Reproduce the material starting at the line that contains "legend-notes: ※SIC:シューズインクローゼット ※WIC:ウォーク" and ending after the line that contains "197, 111, 227]", with "kitchen-sink" replaced by "sink-unit" and nothing else changed.

** begin Records supplied **

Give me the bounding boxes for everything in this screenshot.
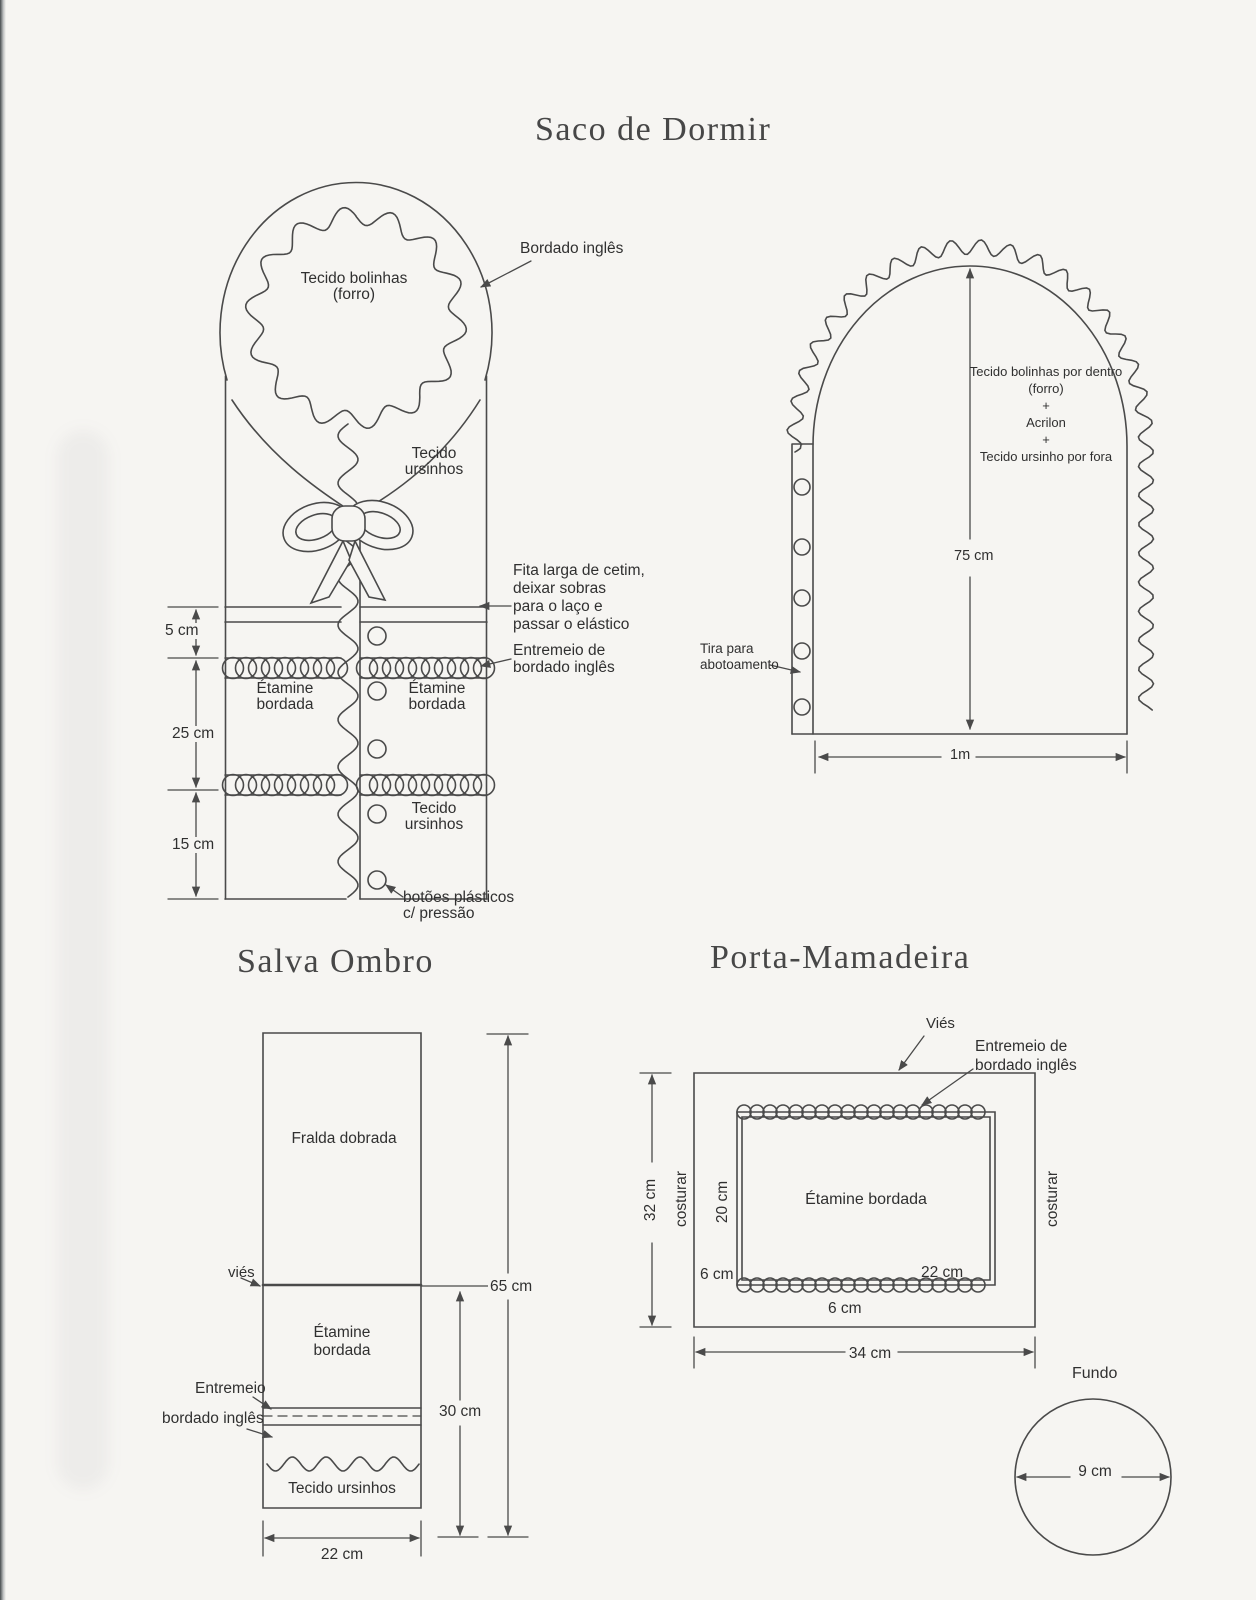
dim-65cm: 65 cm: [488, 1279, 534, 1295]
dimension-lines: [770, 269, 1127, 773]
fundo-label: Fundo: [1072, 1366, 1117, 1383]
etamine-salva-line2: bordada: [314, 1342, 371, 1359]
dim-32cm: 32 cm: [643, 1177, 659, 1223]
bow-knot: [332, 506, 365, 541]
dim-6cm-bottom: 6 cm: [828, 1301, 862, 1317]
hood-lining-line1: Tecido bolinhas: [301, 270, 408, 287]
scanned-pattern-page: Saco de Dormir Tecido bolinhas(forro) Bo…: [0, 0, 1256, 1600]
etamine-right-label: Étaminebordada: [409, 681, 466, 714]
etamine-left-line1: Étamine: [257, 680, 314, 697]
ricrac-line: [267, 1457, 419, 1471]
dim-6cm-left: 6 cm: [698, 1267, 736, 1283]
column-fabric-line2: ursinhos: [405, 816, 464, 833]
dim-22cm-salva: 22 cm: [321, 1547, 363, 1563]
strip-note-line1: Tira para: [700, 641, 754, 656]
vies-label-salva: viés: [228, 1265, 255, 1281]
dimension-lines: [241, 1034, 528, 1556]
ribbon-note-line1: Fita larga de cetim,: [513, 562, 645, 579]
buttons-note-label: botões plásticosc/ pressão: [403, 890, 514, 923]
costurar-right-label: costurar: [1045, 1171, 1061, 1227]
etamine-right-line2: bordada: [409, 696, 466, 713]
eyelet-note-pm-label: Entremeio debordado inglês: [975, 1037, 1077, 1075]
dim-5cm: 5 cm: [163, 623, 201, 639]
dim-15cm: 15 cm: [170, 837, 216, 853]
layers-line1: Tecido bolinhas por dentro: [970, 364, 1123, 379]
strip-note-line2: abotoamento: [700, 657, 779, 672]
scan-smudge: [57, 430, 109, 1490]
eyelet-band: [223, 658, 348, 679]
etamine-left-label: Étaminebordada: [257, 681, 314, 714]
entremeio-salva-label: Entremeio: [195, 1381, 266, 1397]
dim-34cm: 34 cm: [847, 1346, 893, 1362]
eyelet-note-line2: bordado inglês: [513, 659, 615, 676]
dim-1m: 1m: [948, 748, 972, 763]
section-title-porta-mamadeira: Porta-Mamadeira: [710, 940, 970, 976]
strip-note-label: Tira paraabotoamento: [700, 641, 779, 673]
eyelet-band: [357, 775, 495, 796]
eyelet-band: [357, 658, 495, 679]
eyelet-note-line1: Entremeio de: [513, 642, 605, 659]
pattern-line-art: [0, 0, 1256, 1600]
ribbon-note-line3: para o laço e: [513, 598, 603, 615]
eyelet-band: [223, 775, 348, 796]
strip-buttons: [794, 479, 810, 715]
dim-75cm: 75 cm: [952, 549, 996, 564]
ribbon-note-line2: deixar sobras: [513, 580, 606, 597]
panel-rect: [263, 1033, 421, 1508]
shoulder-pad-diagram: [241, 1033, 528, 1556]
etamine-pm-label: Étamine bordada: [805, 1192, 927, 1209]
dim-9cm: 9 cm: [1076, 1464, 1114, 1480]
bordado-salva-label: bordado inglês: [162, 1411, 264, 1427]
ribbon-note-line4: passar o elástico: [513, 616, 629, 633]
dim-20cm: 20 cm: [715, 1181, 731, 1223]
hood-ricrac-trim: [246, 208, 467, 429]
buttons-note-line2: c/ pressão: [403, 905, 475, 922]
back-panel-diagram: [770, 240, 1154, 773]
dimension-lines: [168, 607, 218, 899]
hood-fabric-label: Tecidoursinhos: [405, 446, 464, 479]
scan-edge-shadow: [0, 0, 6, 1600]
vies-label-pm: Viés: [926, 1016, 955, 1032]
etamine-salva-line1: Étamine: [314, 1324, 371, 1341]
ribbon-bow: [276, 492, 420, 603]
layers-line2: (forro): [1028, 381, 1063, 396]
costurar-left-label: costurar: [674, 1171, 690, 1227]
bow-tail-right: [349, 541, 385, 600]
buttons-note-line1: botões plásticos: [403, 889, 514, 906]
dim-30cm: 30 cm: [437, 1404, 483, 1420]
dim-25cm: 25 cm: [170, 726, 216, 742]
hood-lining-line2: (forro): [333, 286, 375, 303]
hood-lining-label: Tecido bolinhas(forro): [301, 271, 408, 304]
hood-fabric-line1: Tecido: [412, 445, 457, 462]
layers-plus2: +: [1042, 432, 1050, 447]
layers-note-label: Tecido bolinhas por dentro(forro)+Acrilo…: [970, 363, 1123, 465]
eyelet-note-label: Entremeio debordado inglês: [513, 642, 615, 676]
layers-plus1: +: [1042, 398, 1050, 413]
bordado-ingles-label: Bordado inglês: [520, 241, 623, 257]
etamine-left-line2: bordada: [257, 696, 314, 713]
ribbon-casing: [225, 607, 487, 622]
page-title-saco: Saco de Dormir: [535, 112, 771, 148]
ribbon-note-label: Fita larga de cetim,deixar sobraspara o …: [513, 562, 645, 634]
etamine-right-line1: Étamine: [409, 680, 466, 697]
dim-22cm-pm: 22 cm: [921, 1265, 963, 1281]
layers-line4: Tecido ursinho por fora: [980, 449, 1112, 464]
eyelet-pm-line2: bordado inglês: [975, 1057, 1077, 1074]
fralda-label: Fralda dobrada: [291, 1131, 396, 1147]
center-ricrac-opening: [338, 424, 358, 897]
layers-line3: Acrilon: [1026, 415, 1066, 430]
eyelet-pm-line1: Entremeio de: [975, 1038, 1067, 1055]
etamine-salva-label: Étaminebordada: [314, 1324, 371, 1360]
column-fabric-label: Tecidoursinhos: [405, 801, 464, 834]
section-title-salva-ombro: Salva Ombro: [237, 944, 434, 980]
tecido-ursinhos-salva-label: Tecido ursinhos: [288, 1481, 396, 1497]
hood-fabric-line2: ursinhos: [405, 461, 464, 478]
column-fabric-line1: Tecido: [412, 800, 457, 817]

** end Records supplied **
** begin Records supplied **

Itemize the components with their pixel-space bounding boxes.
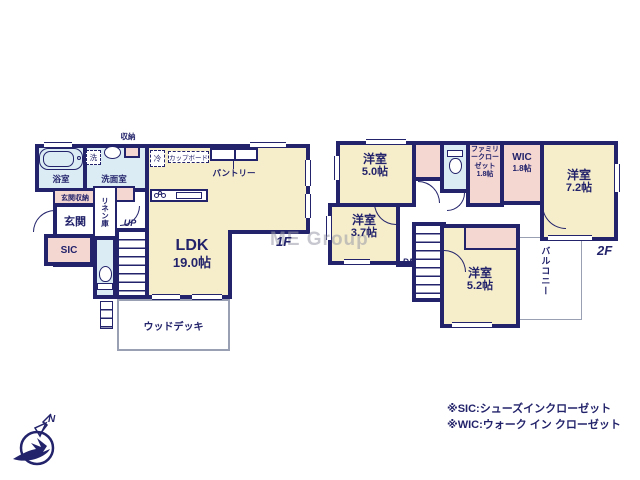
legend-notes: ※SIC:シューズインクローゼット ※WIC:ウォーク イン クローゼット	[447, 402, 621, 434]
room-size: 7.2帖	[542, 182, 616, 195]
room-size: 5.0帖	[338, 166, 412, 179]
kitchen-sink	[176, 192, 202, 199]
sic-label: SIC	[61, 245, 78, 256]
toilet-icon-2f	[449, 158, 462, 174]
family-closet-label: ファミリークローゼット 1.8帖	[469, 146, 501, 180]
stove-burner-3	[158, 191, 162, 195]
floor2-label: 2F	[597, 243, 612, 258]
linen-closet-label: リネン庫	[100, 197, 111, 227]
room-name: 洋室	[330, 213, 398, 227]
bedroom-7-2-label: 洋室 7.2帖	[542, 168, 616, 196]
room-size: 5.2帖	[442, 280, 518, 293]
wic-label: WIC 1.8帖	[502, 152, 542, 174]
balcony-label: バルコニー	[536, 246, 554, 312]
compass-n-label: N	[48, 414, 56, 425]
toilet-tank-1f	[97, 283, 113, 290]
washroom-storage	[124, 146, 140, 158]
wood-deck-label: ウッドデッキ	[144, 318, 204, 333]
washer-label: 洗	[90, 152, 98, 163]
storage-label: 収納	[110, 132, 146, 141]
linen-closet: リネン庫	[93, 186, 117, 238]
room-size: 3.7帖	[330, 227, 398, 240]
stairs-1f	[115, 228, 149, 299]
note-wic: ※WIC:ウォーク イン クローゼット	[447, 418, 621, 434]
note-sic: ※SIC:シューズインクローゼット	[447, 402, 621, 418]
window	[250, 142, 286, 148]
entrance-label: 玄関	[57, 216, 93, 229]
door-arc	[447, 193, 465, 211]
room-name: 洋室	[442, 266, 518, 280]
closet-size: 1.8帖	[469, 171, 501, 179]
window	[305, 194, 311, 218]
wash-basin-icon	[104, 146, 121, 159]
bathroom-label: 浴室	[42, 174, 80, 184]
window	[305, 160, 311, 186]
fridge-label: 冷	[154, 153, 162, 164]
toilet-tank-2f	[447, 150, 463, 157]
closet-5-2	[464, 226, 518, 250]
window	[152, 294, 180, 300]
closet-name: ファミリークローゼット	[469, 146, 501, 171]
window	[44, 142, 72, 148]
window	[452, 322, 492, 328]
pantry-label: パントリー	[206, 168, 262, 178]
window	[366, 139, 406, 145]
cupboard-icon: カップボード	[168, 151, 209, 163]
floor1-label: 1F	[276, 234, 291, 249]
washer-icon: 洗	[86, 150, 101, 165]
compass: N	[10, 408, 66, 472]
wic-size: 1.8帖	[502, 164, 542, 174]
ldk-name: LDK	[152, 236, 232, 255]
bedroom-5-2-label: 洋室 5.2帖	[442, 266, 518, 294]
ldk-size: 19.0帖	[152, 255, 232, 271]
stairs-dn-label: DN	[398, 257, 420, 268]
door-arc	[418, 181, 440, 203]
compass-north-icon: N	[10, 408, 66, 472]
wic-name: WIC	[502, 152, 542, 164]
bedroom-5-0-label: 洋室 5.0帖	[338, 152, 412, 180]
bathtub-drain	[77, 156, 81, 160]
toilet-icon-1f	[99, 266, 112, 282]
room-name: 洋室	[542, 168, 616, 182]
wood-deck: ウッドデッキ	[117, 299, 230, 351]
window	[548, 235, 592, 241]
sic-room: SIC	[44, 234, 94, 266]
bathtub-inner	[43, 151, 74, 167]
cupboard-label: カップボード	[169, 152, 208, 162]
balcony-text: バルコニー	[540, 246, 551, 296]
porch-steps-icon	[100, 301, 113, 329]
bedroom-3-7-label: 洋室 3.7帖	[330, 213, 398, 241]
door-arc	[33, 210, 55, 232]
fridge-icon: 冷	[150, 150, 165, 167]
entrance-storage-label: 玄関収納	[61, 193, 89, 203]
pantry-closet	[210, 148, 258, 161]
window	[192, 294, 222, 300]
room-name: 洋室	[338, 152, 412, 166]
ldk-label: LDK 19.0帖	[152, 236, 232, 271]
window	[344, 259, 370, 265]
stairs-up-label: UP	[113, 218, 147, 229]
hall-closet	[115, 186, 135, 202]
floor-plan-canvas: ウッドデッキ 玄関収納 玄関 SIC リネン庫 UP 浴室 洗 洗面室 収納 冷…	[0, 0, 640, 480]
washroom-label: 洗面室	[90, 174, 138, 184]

** end Records supplied **

- Task response
legend-notes: ※SIC:シューズインクローゼット ※WIC:ウォーク イン クローゼット	[447, 402, 621, 434]
room-size: 7.2帖	[542, 182, 616, 195]
room-size: 5.0帖	[338, 166, 412, 179]
sink-unit	[176, 192, 202, 199]
sic-label: SIC	[61, 245, 78, 256]
toilet-icon-2f	[449, 158, 462, 174]
family-closet-label: ファミリークローゼット 1.8帖	[469, 146, 501, 180]
stove-burner-3	[158, 191, 162, 195]
floor2-label: 2F	[597, 243, 612, 258]
linen-closet-label: リネン庫	[100, 197, 111, 227]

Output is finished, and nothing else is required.